__What you are asked to do__:
Find each line of the material below in which the word "endothelial" occurs, and return it.
<<<<
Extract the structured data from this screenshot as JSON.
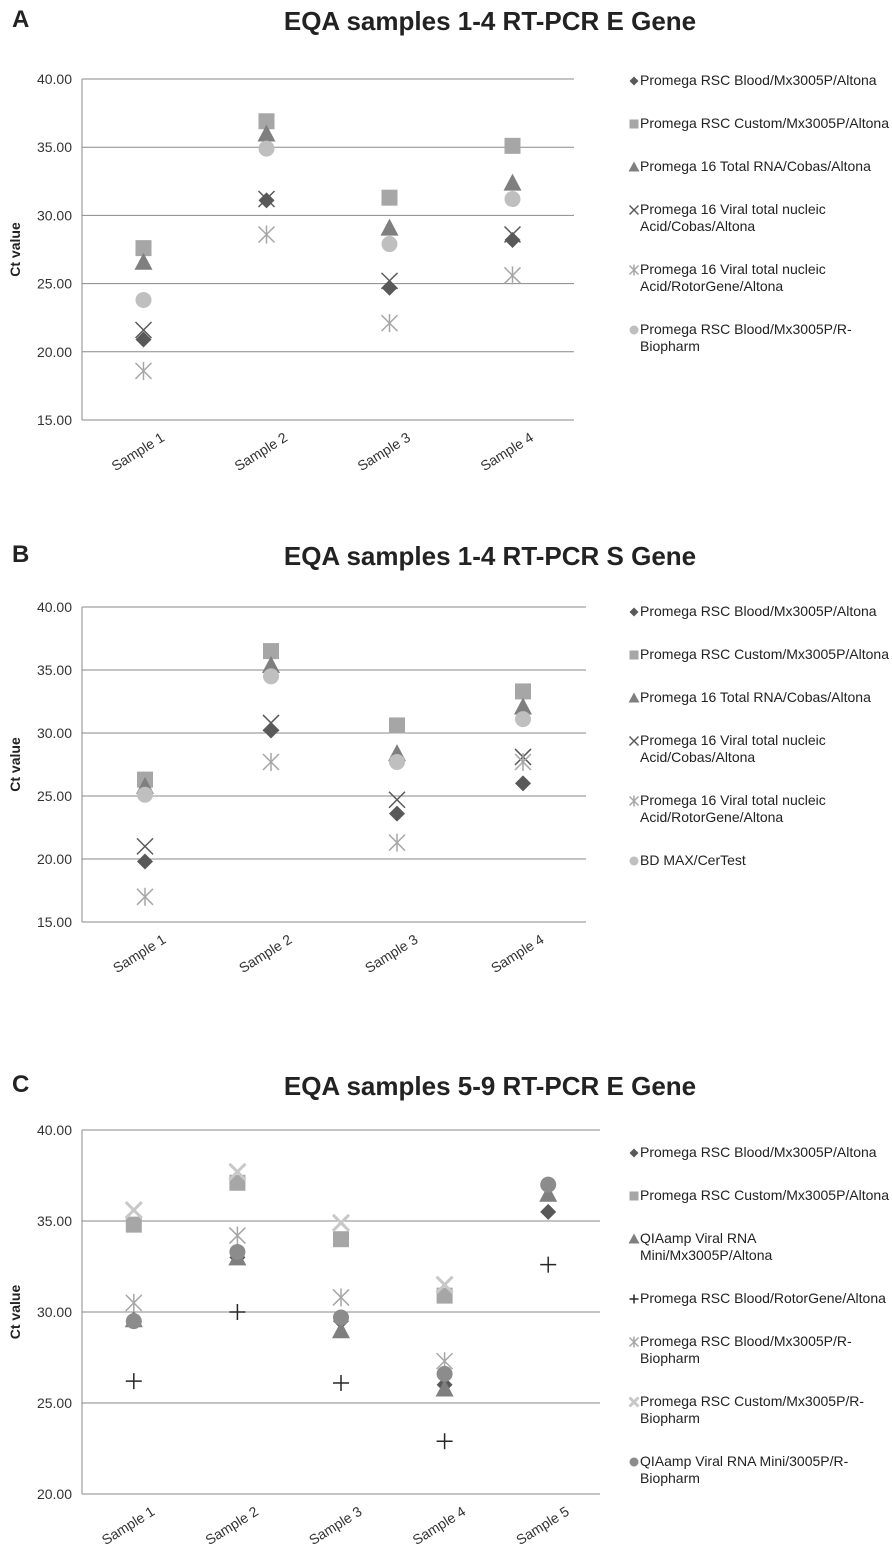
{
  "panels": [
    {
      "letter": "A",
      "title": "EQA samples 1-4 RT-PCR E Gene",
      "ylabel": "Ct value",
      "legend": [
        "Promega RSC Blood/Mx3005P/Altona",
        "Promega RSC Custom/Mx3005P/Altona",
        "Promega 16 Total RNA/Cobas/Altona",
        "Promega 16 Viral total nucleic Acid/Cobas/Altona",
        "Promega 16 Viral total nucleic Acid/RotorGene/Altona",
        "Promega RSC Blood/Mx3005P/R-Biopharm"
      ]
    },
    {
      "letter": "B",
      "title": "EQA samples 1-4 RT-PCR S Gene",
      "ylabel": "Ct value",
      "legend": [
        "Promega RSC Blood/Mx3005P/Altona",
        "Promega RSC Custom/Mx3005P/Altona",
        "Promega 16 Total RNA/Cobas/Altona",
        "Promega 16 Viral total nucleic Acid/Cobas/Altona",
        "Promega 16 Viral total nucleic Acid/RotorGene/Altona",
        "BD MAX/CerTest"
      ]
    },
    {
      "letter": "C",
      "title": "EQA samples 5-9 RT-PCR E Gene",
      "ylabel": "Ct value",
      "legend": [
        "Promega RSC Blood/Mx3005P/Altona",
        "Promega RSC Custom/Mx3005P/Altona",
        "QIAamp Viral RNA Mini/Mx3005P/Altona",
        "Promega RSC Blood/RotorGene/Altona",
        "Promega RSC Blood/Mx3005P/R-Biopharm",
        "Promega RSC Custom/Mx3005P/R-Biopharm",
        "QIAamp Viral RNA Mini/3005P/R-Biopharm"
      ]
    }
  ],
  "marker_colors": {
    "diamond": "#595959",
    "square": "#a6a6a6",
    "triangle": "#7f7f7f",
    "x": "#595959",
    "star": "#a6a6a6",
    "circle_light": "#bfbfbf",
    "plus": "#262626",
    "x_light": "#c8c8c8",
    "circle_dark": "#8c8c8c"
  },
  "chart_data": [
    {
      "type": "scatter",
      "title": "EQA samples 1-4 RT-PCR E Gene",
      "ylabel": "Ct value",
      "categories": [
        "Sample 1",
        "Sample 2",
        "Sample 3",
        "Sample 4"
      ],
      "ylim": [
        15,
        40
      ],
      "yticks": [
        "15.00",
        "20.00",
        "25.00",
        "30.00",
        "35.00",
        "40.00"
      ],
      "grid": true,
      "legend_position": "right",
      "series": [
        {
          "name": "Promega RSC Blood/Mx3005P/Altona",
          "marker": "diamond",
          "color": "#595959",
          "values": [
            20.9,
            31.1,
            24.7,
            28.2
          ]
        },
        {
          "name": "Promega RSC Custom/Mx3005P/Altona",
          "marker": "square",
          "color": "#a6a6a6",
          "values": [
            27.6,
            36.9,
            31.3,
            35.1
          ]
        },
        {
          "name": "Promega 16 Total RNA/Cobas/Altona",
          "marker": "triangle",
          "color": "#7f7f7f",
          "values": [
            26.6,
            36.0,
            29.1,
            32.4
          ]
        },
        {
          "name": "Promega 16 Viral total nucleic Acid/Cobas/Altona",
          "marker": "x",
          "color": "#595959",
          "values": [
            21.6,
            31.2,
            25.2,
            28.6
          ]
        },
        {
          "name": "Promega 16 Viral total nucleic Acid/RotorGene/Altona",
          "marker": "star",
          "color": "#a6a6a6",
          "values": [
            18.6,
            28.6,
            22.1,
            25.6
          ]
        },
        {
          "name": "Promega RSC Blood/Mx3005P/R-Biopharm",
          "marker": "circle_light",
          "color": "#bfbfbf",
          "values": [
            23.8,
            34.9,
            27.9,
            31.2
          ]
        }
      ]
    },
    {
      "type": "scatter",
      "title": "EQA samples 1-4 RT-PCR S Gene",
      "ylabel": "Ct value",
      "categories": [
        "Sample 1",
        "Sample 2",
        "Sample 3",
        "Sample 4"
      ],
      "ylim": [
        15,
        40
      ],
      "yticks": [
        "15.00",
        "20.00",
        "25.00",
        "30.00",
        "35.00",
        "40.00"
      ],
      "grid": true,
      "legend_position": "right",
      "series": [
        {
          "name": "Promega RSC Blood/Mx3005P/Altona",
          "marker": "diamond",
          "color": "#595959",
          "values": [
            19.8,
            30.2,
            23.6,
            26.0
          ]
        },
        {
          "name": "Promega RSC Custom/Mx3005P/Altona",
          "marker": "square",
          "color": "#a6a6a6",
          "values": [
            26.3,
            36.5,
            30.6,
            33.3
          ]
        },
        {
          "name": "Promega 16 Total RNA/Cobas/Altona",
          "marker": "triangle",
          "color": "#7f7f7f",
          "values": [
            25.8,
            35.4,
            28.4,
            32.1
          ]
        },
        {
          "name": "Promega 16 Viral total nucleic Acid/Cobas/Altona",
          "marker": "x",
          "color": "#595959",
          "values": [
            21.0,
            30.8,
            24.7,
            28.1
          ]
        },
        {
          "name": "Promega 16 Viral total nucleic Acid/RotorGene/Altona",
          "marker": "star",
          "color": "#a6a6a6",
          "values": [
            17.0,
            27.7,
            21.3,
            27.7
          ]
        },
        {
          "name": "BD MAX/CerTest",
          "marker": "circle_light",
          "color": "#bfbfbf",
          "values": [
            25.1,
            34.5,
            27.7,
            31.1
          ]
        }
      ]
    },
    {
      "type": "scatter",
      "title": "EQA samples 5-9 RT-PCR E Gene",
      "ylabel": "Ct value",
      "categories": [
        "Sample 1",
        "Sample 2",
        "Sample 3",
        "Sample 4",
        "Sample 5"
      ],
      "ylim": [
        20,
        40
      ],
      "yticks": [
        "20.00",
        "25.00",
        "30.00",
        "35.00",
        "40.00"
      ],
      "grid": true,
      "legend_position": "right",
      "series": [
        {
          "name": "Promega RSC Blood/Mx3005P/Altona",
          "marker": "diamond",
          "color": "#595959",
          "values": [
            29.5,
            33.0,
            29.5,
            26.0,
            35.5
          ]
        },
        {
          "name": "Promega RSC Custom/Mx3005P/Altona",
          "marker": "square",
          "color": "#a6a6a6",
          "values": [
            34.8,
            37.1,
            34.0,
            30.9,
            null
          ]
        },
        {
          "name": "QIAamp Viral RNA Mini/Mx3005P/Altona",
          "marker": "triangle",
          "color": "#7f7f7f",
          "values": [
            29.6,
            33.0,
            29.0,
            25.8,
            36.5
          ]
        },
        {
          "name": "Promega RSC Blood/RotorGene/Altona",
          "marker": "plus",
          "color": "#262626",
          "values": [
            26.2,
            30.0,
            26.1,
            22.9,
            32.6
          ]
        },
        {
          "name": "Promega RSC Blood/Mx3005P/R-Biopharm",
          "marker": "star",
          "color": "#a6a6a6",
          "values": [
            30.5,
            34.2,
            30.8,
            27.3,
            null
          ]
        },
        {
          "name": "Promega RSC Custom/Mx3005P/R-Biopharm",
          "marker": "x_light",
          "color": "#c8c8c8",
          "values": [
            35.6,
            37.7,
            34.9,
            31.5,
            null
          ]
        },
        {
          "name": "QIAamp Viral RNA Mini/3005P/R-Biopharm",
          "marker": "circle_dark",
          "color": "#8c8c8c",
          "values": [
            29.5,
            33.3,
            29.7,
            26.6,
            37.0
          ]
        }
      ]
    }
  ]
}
>>>>
<<<<
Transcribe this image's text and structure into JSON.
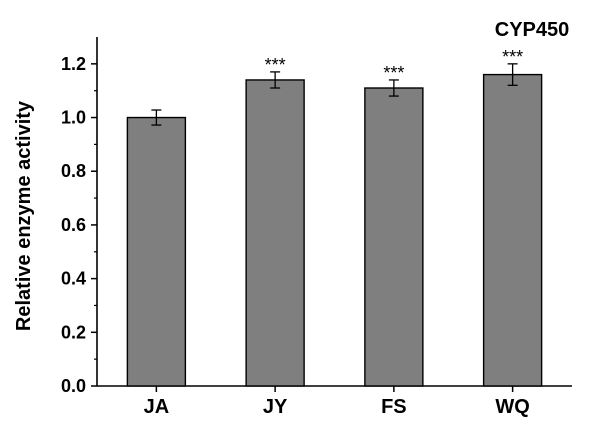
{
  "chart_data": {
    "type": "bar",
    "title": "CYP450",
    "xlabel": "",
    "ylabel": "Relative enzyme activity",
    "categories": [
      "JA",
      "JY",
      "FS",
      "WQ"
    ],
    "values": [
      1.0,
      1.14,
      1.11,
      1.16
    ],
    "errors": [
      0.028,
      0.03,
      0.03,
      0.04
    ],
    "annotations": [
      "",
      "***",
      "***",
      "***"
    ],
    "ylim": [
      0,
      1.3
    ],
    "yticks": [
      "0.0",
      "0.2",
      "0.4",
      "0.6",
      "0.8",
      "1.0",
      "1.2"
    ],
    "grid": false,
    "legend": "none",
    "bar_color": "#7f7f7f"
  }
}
>>>>
<<<<
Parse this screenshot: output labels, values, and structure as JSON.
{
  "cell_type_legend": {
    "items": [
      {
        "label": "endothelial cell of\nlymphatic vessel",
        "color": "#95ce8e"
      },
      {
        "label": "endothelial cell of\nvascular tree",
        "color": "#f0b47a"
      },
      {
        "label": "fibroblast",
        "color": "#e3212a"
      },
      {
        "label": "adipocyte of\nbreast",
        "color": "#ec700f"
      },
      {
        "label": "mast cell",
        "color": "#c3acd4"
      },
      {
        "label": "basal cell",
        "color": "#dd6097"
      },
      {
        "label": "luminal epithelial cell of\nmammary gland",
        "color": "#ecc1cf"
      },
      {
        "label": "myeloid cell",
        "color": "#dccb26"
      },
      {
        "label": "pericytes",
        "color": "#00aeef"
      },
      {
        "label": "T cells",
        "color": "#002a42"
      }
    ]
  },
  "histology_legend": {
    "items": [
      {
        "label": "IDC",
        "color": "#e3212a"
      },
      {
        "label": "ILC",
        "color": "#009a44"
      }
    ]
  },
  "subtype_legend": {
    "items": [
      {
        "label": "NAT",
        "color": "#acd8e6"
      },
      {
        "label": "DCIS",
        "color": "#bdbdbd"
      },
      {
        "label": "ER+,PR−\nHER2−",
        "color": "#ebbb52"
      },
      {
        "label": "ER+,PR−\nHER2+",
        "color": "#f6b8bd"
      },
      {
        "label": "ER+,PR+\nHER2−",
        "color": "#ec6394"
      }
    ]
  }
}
>>>>
__Response__:
        "label": "endothelial cell of\nlymphatic vessel",
        "label": "endothelial cell of\nvascular tree",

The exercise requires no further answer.